> **What you should do**
Extract the text of each entry below exactly, leaving every image behind.

> **Records for the exercise**
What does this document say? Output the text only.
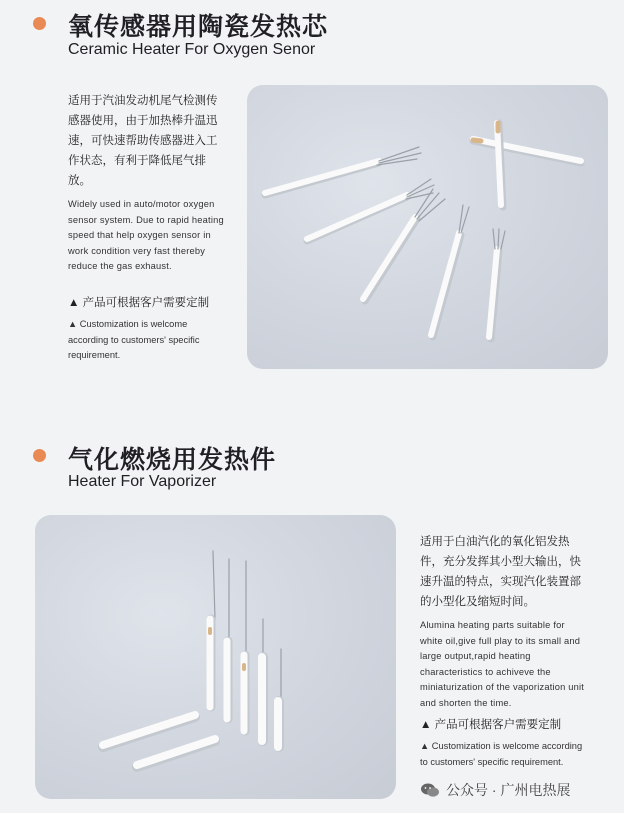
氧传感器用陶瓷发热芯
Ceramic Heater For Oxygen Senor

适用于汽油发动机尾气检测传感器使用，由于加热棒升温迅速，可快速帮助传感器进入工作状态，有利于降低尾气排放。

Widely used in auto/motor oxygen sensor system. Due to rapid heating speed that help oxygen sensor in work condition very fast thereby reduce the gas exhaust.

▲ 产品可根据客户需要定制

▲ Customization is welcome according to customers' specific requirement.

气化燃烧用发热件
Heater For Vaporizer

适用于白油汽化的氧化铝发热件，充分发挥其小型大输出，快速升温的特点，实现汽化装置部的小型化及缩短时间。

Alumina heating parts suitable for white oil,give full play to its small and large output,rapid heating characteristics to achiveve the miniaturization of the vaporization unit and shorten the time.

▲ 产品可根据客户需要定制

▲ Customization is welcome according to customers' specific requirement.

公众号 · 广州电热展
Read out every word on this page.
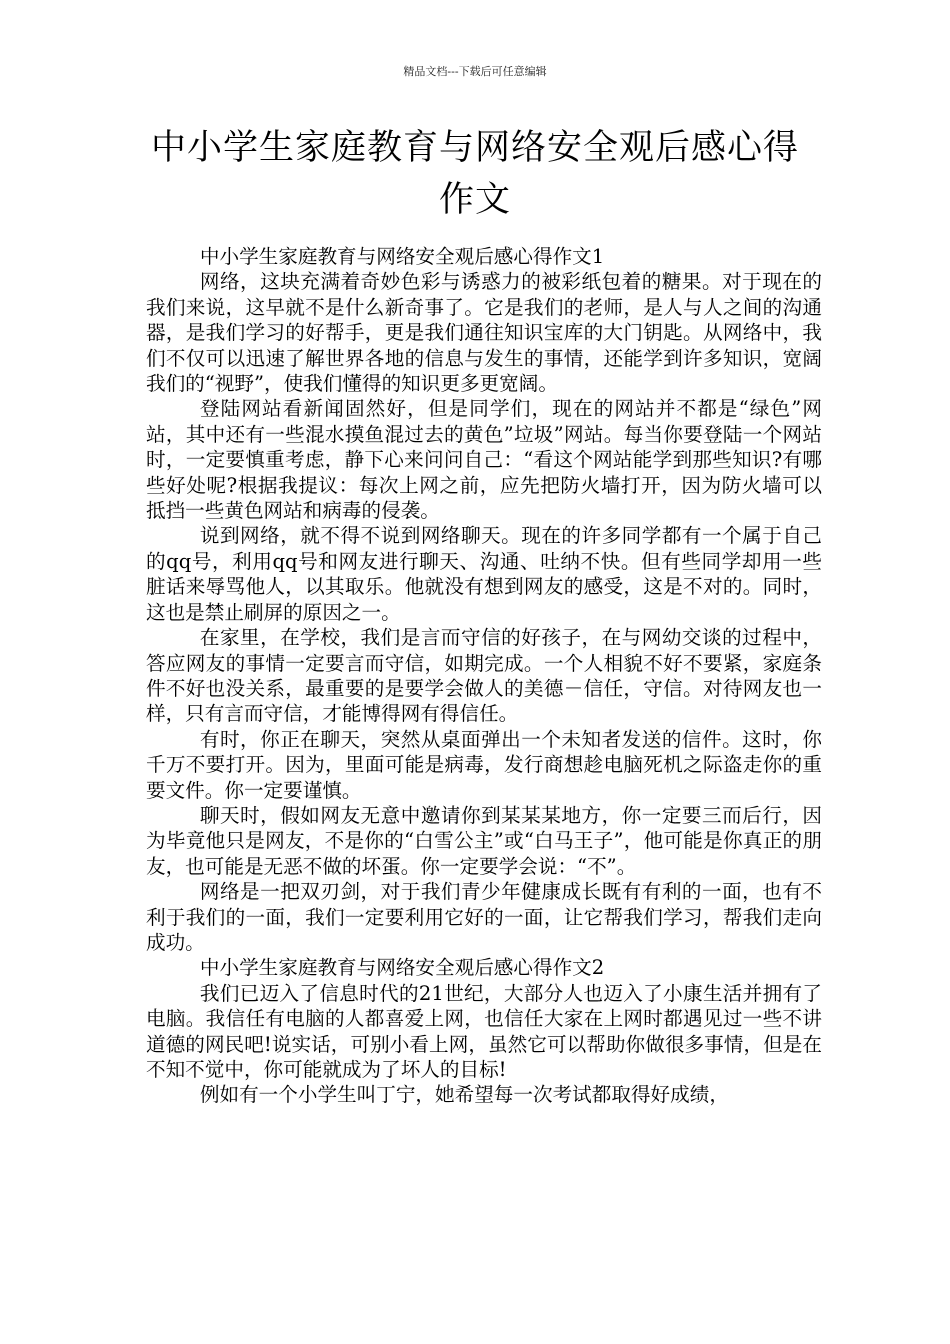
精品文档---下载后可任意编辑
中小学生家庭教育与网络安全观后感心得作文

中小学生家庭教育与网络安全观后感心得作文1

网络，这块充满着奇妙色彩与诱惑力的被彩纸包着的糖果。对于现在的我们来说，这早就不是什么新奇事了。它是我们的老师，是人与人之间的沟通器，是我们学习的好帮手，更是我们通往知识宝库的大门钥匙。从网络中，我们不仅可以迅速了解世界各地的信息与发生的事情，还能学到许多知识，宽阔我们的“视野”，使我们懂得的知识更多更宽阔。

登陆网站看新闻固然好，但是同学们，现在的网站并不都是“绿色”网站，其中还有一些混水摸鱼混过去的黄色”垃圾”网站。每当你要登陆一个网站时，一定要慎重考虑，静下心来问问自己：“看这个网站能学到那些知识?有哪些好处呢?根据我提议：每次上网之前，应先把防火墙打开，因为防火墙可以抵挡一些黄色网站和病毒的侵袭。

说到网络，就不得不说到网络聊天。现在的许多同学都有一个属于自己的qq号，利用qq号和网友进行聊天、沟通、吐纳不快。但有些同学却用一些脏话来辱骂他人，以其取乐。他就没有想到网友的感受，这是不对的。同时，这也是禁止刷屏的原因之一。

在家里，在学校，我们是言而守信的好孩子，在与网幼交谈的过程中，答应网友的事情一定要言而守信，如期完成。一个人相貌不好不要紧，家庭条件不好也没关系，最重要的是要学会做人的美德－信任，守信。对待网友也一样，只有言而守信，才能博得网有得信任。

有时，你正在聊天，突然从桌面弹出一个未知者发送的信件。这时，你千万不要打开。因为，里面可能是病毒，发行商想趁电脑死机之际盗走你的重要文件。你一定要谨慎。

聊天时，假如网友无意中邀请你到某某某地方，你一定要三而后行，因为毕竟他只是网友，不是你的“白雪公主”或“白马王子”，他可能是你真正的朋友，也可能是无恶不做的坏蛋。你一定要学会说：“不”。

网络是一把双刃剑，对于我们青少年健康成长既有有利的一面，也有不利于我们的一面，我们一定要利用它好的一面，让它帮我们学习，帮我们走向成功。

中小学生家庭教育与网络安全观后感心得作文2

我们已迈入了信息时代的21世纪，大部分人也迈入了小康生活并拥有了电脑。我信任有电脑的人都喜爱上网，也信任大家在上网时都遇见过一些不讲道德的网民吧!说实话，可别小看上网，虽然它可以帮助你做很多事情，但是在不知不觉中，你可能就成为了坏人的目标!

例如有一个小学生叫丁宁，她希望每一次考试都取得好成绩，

> **Result of this task**
What does this document say? Output the text only.
氧传感器用陶瓷发热芯
Ceramic Heater For Oxygen Senor

适用于汽油发动机尾气检测传感器使用，由于加热棒升温迅速，可快速帮助传感器进入工作状态，有利于降低尾气排放。

Widely used in auto/motor oxygen sensor system. Due to rapid heating speed that help oxygen sensor in work condition very fast thereby reduce the gas exhaust.

▲ 产品可根据客户需要定制

▲ Customization is welcome according to customers' specific requirement.

气化燃烧用发热件
Heater For Vaporizer

适用于白油汽化的氧化铝发热件，充分发挥其小型大输出，快速升温的特点，实现汽化装置部的小型化及缩短时间。

Alumina heating parts suitable for white oil,give full play to its small and large output,rapid heating characteristics to achiveve the miniaturization of the vaporization unit and shorten the time.

▲ 产品可根据客户需要定制

▲ Customization is welcome according to customers' specific requirement.

公众号 · 广州电热展
Read out every word on this page.
精品文档---下载后可任意编辑
中小学生家庭教育与网络安全观后感心得作文

中小学生家庭教育与网络安全观后感心得作文1

网络，这块充满着奇妙色彩与诱惑力的被彩纸包着的糖果。对于现在的我们来说，这早就不是什么新奇事了。它是我们的老师，是人与人之间的沟通器，是我们学习的好帮手，更是我们通往知识宝库的大门钥匙。从网络中，我们不仅可以迅速了解世界各地的信息与发生的事情，还能学到许多知识，宽阔我们的“视野”，使我们懂得的知识更多更宽阔。

登陆网站看新闻固然好，但是同学们，现在的网站并不都是“绿色”网站，其中还有一些混水摸鱼混过去的黄色”垃圾”网站。每当你要登陆一个网站时，一定要慎重考虑，静下心来问问自己：“看这个网站能学到那些知识?有哪些好处呢?根据我提议：每次上网之前，应先把防火墙打开，因为防火墙可以抵挡一些黄色网站和病毒的侵袭。

说到网络，就不得不说到网络聊天。现在的许多同学都有一个属于自己的qq号，利用qq号和网友进行聊天、沟通、吐纳不快。但有些同学却用一些脏话来辱骂他人，以其取乐。他就没有想到网友的感受，这是不对的。同时，这也是禁止刷屏的原因之一。

在家里，在学校，我们是言而守信的好孩子，在与网幼交谈的过程中，答应网友的事情一定要言而守信，如期完成。一个人相貌不好不要紧，家庭条件不好也没关系，最重要的是要学会做人的美德－信任，守信。对待网友也一样，只有言而守信，才能博得网有得信任。

有时，你正在聊天，突然从桌面弹出一个未知者发送的信件。这时，你千万不要打开。因为，里面可能是病毒，发行商想趁电脑死机之际盗走你的重要文件。你一定要谨慎。

聊天时，假如网友无意中邀请你到某某某地方，你一定要三而后行，因为毕竟他只是网友，不是你的“白雪公主”或“白马王子”，他可能是你真正的朋友，也可能是无恶不做的坏蛋。你一定要学会说：“不”。

网络是一把双刃剑，对于我们青少年健康成长既有有利的一面，也有不利于我们的一面，我们一定要利用它好的一面，让它帮我们学习，帮我们走向成功。

中小学生家庭教育与网络安全观后感心得作文2

我们已迈入了信息时代的21世纪，大部分人也迈入了小康生活并拥有了电脑。我信任有电脑的人都喜爱上网，也信任大家在上网时都遇见过一些不讲道德的网民吧!说实话，可别小看上网，虽然它可以帮助你做很多事情，但是在不知不觉中，你可能就成为了坏人的目标!

例如有一个小学生叫丁宁，她希望每一次考试都取得好成绩，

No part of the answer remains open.